**TEXT BLOCK:**
....

[scikit-learn] scikit-learn Digest, Vol 43, Issue 25

João André jandre at lnec.pt
Wed Oct 16 10:16:50 EDT 2019


Dear Scikit-learn,

This is my first message in this community!

I make it because I think "model complexity" and "model prediction" are two
separate "properties", which cannot in principle be directly compared. This
is because one variable is missing, which is the data.
If the initial data set corresponds to the entire true range of possible
data, then I would say complex models will "model" the variable being
studied with a prediction accuracy equal or better than any other "less
complex" model. If the data set is not representative, then you might
overfit with more complex models and there is a chance that more simple
models will predict better for unseen sets of data.
Therefore, the quality of the data is critical to judge how good will your
model be.
Hope this helps.
João


João André
Civil Engineer, M.Sc., Ph.D.

....

**GOAL OF THE EXERCISE:** Can you write what comes next in the mailing-list post about model complexity and data quality, picking up after its last line?

**INFORMATION SUPPLIED:**

....

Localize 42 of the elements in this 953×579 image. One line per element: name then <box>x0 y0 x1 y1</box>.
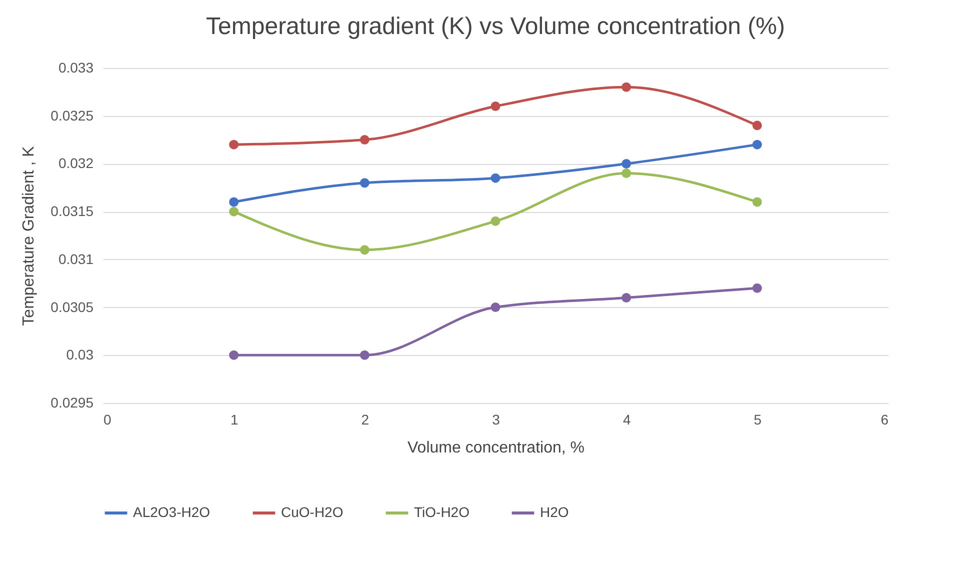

....

**TASK ANSWER:**
Structures Department
National Laboratory for Civil Engineering
LNEC, Av. Brasil 101, 1700-066 Lisbon, Portugal
Web: http://www.lnec.pt/
Skype ID: jpcgandre
Phone: (+351) 218 443 355


On Wed, 16 Oct 2019 at 15:05, Gael Varoquaux <gael.varoquaux at normalesup.org>
wrote:

> On Sun, Oct 13, 2019 at 07:40:11PM +0900, Brown J.B. via scikit-learn
> wrote:
> > Please, respect and refinement when addressing the contributors and
> users of
> > scikit-learn.
>
> I believe that Mike simply misread. It's something that happens (it
> happens a lot to me).
>
> No harm on my side, and thanks for clarifying my overly short reply.
>
> G
>
> > Gael's statement is perfect -- complexity does not imply better
> prediction.
> > The choice of estimator (and algorithm) depends on the structure of the
> model
> > desired for the data presented.
> > Estimator superiority cannot be proven in a context- and/or data-agnostic
> > fashion.
>
> > J.B.
>
>
> > 2019年10月13日(日) 6:13 Mike Smith <javaeurusd at gmail.com>:
>
> >     "Second complexity does not
> >     > imply better prediction. "
>
> >     Complexity doesn't imply prediction? Perhaps you're having a
> translation
> >     error.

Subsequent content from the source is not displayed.